_WHAT IS NEEDED_: Everything in the listing should be restated word for word.
---------- INPUT ROWS ----------
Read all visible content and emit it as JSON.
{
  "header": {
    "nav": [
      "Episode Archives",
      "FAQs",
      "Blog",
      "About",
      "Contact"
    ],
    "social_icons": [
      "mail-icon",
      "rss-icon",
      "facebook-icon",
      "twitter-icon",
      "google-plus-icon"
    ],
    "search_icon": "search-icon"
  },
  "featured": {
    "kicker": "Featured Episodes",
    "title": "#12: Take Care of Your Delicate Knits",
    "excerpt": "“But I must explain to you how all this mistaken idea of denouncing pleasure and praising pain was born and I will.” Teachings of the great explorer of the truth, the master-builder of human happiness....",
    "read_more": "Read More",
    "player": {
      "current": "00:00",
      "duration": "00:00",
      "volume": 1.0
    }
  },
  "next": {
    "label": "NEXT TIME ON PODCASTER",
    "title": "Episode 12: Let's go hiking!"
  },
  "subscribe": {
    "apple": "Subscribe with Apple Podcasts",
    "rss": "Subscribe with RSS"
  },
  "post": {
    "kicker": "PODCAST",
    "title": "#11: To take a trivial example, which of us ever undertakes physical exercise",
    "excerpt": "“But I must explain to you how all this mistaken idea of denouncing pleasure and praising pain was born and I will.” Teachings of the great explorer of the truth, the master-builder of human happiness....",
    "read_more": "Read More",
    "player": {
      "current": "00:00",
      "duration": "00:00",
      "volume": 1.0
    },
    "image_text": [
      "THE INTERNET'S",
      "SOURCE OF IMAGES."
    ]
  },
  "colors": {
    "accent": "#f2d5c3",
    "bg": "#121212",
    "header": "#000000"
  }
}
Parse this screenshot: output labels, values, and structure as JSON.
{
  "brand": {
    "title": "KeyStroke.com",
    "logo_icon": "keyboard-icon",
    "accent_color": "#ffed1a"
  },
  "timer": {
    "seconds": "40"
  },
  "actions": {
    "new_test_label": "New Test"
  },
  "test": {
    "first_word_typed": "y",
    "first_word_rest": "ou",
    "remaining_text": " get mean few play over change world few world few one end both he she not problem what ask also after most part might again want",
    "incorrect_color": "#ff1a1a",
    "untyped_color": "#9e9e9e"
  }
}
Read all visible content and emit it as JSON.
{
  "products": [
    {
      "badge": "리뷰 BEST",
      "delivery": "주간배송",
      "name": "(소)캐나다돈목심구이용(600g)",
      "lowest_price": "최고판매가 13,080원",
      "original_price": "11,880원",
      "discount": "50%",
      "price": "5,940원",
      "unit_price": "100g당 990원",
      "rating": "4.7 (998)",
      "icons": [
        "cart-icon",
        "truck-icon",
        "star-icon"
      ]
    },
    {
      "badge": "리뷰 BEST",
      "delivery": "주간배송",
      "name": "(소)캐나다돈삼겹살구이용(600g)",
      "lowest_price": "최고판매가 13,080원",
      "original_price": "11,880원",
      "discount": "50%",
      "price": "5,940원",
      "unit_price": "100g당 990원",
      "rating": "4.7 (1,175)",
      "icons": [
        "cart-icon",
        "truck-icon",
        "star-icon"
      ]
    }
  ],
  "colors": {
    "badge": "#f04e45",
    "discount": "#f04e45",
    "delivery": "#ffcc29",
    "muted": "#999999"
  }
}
----------
_EXPECTED ANSWER_:
Read all visible content and emit it as JSON.
{
  "header": {
    "nav": [
      "Episode Archives",
      "FAQs",
      "Blog",
      "About",
      "Contact"
    ],
    "social_icons": [
      "mail-icon",
      "rss-icon",
      "facebook-icon",
      "twitter-icon",
      "google-plus-icon"
    ],
    "search_icon": "search-icon"
  },
  "featured": {
    "kicker": "Featured Episodes",
    "title": "#12: Take Care of Your Delicate Knits",
    "excerpt": "“But I must explain to you how all this mistaken idea of denouncing pleasure and praising pain was born and I will.” Teachings of the great explorer of the truth, the master-builder of human happiness....",
    "read_more": "Read More",
    "player": {
      "current": "00:00",
      "duration": "00:00",
      "volume": 1.0
    }
  },
  "next": {
    "label": "NEXT TIME ON PODCASTER",
    "title": "Episode 12: Let's go hiking!"
  },
  "subscribe": {
    "apple": "Subscribe with Apple Podcasts",
    "rss": "Subscribe with RSS"
  },
  "post": {
    "kicker": "PODCAST",
    "title": "#11: To take a trivial example, which of us ever undertakes physical exercise",
    "excerpt": "“But I must explain to you how all this mistaken idea of denouncing pleasure and praising pain was born and I will.” Teachings of the great explorer of the truth, the master-builder of human happiness....",
    "read_more": "Read More",
    "player": {
      "current": "00:00",
      "duration": "00:00",
      "volume": 1.0
    },
    "image_text": [
      "THE INTERNET'S",
      "SOURCE OF IMAGES."
    ]
  },
  "colors": {
    "accent": "#f2d5c3",
    "bg": "#121212",
    "header": "#000000"
  }
}
Parse this screenshot: output labels, values, and structure as JSON.
{
  "brand": {
    "title": "KeyStroke.com",
    "logo_icon": "keyboard-icon",
    "accent_color": "#ffed1a"
  },
  "timer": {
    "seconds": "40"
  },
  "actions": {
    "new_test_label": "New Test"
  },
  "test": {
    "first_word_typed": "y",
    "first_word_rest": "ou",
    "remaining_text": " get mean few play over change world few world few one end both he she not problem what ask also after most part might again want",
    "incorrect_color": "#ff1a1a",
    "untyped_color": "#9e9e9e"
  }
}
Read all visible content and emit it as JSON.
{
  "products": [
    {
      "badge": "리뷰 BEST",
      "delivery": "주간배송",
      "name": "(소)캐나다돈목심구이용(600g)",
      "lowest_price": "최고판매가 13,080원",
      "original_price": "11,880원",
      "discount": "50%",
      "price": "5,940원",
      "unit_price": "100g당 990원",
      "rating": "4.7 (998)",
      "icons": [
        "cart-icon",
        "truck-icon",
        "star-icon"
      ]
    },
    {
      "badge": "리뷰 BEST",
      "delivery": "주간배송",
      "name": "(소)캐나다돈삼겹살구이용(600g)",
      "lowest_price": "최고판매가 13,080원",
      "original_price": "11,880원",
      "discount": "50%",
      "price": "5,940원",
      "unit_price": "100g당 990원",
      "rating": "4.7 (1,175)",
      "icons": [
        "cart-icon",
        "truck-icon",
        "star-icon"
      ]
    }
  ],
  "colors": {
    "badge": "#f04e45",
    "discount": "#f04e45",
    "delivery": "#ffcc29",
    "muted": "#999999"
  }
}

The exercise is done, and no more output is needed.